Problem description> Pictures appear in the records below; write out everything else exactly.

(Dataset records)
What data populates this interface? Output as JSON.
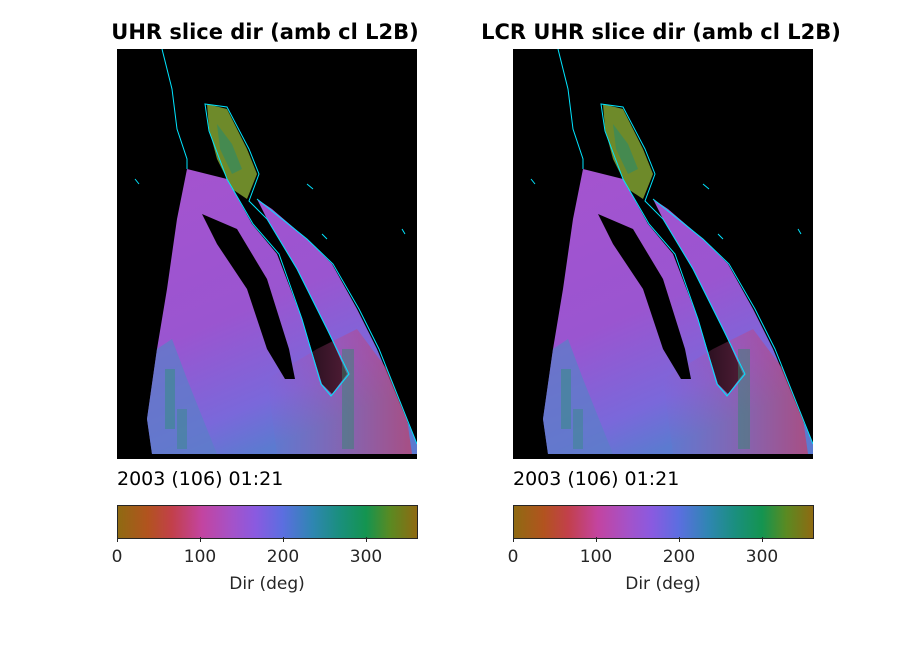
{
  "panels": [
    {
      "title": "UHR slice dir (amb cl L2B)",
      "timestamp": "2003 (106) 01:21",
      "colorbar": {
        "ticks": [
          "0",
          "100",
          "200",
          "300"
        ],
        "tick_values": [
          0,
          100,
          200,
          300
        ],
        "range": [
          0,
          360
        ],
        "label": "Dir (deg)"
      }
    },
    {
      "title": "LCR UHR slice dir (amb cl L2B)",
      "timestamp": "2003 (106) 01:21",
      "colorbar": {
        "ticks": [
          "0",
          "100",
          "200",
          "300"
        ],
        "tick_values": [
          0,
          100,
          200,
          300
        ],
        "range": [
          0,
          360
        ],
        "label": "Dir (deg)"
      }
    }
  ],
  "colors": {
    "background": "#000000",
    "coastline": "#00e5ff",
    "ocean_main": "#9b55cc",
    "ocean_south": "#6a74d8",
    "gulf_north": "#6e8a2a"
  }
}
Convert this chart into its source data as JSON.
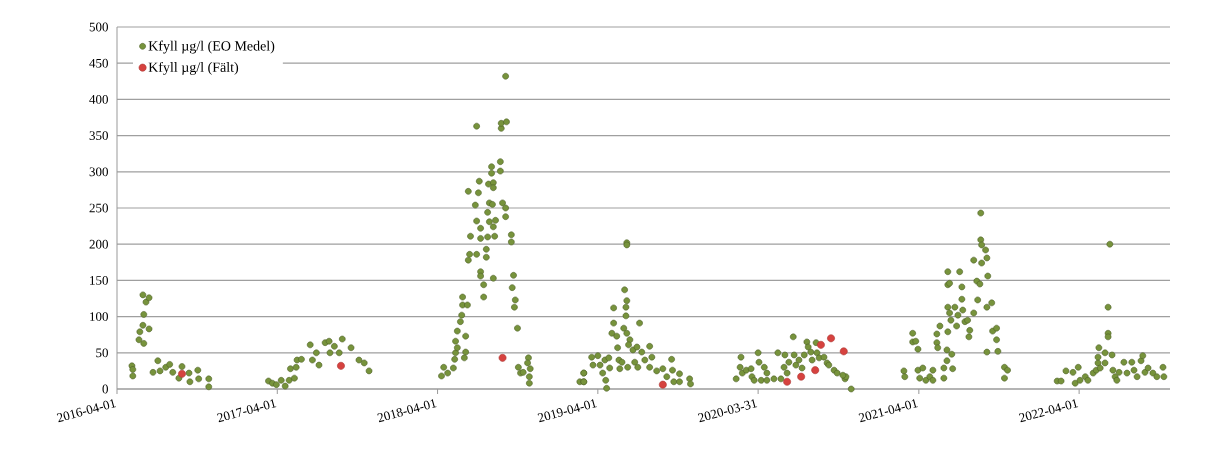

Task answer>
What data populates this interface? Output as JSON.
{
  "panels": [
    {
      "title": "UHR slice dir (amb cl L2B)",
      "timestamp": "2003 (106) 01:21",
      "colorbar": {
        "ticks": [
          "0",
          "100",
          "200",
          "300"
        ],
        "tick_values": [
          0,
          100,
          200,
          300
        ],
        "range": [
          0,
          360
        ],
        "label": "Dir (deg)"
      }
    },
    {
      "title": "LCR UHR slice dir (amb cl L2B)",
      "timestamp": "2003 (106) 01:21",
      "colorbar": {
        "ticks": [
          "0",
          "100",
          "200",
          "300"
        ],
        "tick_values": [
          0,
          100,
          200,
          300
        ],
        "range": [
          0,
          360
        ],
        "label": "Dir (deg)"
      }
    }
  ],
  "colors": {
    "background": "#000000",
    "coastline": "#00e5ff",
    "ocean_main": "#9b55cc",
    "ocean_south": "#6a74d8",
    "gulf_north": "#6e8a2a"
  }
}
Convert this chart into its source data as JSON.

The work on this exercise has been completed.